## DIRECTIVE
Present each line of the entries below that holds the word "into".

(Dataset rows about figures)
------------------------------------------------------------------------

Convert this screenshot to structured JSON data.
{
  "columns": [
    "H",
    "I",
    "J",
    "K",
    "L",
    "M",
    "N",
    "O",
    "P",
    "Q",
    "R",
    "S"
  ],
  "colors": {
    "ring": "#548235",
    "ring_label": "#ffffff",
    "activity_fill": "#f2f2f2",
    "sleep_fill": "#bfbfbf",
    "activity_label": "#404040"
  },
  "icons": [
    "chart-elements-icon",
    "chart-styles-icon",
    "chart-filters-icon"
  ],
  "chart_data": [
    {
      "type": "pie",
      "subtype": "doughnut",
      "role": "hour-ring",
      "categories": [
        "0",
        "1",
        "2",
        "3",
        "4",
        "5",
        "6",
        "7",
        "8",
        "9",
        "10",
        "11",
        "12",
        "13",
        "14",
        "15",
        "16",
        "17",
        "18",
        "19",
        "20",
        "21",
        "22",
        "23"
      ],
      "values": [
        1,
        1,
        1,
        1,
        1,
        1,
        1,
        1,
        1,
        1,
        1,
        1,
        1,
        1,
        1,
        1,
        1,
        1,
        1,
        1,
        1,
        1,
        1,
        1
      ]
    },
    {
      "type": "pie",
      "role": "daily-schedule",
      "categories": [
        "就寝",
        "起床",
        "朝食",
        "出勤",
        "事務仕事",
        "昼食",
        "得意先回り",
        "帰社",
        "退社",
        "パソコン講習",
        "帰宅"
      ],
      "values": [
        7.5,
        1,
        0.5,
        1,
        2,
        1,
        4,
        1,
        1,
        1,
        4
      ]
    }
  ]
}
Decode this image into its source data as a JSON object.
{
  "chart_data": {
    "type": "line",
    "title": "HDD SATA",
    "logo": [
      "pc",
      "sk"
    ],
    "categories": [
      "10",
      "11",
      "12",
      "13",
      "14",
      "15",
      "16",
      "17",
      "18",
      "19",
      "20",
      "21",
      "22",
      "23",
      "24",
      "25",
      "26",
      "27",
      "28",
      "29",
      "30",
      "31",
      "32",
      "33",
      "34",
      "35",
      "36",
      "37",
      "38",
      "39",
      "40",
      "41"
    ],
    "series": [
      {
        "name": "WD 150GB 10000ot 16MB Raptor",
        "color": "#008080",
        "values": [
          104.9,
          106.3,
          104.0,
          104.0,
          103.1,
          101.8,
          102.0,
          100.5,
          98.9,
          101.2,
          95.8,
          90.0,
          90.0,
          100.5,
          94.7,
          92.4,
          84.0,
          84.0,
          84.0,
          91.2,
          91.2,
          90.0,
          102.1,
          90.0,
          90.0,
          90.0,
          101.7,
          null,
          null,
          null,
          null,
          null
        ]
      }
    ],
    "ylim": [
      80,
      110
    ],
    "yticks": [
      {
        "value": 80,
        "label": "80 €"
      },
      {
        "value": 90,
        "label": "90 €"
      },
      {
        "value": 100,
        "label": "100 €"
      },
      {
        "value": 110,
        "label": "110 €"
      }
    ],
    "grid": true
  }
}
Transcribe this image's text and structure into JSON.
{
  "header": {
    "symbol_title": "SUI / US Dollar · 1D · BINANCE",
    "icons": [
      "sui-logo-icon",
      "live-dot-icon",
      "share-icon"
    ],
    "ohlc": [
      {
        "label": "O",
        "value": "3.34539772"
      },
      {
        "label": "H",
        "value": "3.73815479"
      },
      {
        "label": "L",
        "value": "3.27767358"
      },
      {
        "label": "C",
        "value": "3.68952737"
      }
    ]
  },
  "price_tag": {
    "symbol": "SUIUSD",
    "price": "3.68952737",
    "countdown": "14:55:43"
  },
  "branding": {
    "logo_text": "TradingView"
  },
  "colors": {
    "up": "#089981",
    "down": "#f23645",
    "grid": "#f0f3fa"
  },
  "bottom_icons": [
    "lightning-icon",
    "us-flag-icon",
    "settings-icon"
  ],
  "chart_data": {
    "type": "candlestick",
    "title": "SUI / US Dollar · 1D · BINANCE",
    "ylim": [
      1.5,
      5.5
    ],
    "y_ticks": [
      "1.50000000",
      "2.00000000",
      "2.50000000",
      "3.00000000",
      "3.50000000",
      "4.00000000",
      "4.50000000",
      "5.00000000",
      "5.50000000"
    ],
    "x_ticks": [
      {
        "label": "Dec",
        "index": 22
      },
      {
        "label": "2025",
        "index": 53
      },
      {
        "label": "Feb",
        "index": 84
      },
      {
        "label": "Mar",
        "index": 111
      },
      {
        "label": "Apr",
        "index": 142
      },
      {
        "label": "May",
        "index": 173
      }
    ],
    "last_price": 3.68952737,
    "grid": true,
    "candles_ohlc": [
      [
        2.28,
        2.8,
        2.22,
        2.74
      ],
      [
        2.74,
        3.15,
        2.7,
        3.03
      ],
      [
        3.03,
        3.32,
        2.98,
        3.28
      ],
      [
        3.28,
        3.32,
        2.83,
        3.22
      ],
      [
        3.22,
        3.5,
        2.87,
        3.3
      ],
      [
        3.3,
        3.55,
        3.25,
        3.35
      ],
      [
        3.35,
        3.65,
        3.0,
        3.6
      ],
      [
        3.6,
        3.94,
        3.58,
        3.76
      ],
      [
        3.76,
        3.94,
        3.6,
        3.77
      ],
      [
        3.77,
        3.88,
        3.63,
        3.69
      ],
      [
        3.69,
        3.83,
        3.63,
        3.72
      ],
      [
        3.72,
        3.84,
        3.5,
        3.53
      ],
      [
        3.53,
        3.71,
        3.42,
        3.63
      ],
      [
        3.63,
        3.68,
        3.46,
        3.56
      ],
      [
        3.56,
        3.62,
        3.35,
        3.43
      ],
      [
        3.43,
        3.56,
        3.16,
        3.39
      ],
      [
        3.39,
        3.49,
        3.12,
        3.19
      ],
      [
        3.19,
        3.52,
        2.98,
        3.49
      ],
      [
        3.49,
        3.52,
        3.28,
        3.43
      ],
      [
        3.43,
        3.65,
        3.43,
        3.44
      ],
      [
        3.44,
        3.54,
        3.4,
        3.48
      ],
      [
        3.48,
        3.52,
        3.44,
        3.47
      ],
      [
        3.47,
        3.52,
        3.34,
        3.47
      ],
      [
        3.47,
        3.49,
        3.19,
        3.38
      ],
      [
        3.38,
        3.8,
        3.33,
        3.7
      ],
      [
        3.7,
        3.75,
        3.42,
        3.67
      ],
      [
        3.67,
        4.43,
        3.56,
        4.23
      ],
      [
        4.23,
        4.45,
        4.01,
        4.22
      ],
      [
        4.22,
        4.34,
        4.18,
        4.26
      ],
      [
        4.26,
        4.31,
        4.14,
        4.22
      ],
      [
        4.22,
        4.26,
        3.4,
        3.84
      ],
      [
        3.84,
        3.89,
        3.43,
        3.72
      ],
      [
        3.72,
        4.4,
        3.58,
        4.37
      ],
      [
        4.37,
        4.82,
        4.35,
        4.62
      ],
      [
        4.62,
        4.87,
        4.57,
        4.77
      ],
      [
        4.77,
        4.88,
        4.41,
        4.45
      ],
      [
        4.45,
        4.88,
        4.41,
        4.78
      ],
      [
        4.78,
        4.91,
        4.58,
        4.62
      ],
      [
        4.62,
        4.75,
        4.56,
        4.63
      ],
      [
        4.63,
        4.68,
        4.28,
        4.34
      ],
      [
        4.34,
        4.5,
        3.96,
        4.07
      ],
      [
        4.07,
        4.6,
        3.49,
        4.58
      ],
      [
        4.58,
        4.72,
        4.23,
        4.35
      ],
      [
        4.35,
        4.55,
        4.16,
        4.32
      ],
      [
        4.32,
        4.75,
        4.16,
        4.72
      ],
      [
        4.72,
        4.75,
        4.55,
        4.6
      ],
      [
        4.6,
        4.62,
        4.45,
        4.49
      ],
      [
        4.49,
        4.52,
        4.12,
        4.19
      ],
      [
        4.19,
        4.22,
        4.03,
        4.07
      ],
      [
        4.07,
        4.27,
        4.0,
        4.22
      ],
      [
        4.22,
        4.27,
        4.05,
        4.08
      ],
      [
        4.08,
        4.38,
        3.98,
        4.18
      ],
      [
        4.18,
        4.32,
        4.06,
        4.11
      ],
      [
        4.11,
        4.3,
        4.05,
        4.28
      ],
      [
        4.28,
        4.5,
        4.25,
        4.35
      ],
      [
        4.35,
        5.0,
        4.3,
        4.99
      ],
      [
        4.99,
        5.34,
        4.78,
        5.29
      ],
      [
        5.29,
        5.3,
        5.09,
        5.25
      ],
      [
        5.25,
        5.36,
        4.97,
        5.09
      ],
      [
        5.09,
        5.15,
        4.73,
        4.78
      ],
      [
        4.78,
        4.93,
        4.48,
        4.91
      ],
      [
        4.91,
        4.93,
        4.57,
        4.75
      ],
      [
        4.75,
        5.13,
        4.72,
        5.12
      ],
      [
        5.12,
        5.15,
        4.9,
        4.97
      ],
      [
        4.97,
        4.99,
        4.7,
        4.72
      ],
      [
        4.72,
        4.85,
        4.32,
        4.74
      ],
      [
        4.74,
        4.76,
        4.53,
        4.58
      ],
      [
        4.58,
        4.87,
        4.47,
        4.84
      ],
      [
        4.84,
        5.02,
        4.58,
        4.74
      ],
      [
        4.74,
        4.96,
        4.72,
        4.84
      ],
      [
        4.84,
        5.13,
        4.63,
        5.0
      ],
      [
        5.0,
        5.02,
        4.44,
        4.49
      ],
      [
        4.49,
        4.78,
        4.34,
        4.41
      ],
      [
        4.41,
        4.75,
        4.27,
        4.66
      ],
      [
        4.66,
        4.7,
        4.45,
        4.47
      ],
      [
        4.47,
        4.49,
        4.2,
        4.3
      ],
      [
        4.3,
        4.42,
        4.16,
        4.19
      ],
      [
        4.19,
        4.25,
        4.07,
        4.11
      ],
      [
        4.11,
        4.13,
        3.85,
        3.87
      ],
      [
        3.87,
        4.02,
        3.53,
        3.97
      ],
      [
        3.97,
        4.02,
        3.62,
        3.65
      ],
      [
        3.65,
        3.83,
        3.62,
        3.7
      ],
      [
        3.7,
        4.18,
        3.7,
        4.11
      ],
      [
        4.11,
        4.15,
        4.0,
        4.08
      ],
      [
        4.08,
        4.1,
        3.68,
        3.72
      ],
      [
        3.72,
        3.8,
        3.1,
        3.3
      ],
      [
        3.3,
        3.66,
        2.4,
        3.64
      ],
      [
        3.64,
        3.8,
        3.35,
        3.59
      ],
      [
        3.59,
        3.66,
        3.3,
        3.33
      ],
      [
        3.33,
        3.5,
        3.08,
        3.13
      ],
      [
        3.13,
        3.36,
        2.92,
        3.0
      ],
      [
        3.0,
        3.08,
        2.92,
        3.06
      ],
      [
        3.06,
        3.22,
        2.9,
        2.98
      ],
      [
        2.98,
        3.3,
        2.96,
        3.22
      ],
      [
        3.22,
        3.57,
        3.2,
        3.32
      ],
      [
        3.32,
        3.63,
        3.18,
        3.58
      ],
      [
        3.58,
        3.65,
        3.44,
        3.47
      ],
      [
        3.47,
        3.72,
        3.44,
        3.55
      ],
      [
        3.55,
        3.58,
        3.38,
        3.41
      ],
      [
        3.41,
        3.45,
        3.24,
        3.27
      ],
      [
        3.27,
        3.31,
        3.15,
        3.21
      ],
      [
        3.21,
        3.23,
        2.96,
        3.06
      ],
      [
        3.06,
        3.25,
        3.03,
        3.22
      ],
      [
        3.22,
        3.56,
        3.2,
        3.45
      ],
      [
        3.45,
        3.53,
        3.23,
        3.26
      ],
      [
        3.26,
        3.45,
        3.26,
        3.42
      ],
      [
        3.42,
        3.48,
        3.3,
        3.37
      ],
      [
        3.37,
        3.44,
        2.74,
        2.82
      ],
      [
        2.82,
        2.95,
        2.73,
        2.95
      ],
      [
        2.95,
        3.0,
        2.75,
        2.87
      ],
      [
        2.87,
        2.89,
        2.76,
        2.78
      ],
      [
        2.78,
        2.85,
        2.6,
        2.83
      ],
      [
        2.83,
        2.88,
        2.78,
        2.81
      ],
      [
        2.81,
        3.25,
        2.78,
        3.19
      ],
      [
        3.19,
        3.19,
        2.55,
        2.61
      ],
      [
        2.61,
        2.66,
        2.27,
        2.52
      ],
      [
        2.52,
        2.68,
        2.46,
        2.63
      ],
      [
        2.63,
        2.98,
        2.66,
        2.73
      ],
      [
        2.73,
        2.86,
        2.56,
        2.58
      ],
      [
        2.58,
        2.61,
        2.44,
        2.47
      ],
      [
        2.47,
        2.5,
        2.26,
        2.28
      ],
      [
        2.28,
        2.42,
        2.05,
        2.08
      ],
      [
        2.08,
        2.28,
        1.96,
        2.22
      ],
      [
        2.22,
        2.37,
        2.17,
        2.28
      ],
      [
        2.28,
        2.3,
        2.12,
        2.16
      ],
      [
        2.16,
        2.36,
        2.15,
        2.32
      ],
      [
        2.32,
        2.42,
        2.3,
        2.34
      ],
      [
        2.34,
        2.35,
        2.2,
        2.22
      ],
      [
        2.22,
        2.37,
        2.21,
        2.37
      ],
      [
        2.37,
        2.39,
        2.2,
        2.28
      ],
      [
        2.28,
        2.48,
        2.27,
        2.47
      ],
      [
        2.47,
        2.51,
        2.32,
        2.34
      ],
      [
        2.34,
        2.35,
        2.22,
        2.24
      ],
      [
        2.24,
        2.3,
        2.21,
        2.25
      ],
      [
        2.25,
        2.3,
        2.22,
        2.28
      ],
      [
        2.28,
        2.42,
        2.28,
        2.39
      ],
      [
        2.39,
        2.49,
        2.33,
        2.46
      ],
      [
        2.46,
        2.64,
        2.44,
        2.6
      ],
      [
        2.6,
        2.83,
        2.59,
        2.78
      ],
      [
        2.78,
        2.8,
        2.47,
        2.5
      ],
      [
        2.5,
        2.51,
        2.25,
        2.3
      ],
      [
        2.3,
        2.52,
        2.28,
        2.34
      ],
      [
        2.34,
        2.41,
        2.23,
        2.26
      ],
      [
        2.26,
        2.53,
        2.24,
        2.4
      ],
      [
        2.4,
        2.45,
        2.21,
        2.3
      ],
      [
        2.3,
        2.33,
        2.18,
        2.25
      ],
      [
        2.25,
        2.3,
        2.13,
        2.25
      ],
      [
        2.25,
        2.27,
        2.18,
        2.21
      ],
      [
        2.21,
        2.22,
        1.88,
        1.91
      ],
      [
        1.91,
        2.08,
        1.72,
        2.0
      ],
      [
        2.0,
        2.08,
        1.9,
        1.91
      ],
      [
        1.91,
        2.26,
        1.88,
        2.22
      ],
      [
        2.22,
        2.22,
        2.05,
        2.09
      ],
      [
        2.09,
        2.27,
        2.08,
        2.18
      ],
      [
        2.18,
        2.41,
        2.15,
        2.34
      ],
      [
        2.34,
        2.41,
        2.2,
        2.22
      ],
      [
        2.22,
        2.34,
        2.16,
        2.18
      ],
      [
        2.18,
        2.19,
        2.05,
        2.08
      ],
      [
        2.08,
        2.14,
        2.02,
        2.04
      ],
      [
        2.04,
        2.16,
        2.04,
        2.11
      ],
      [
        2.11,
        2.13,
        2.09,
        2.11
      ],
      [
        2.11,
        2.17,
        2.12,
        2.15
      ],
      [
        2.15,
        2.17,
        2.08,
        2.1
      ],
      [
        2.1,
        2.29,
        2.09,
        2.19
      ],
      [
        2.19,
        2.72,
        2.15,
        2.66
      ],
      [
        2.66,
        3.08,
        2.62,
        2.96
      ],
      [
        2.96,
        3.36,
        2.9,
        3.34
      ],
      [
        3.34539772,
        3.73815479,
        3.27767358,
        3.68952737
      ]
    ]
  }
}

------------------------------------------------------------------------

## EXPECTED ANSWER
Decode this image into its source data as a JSON object.
Transcribe this image's text and structure into JSON.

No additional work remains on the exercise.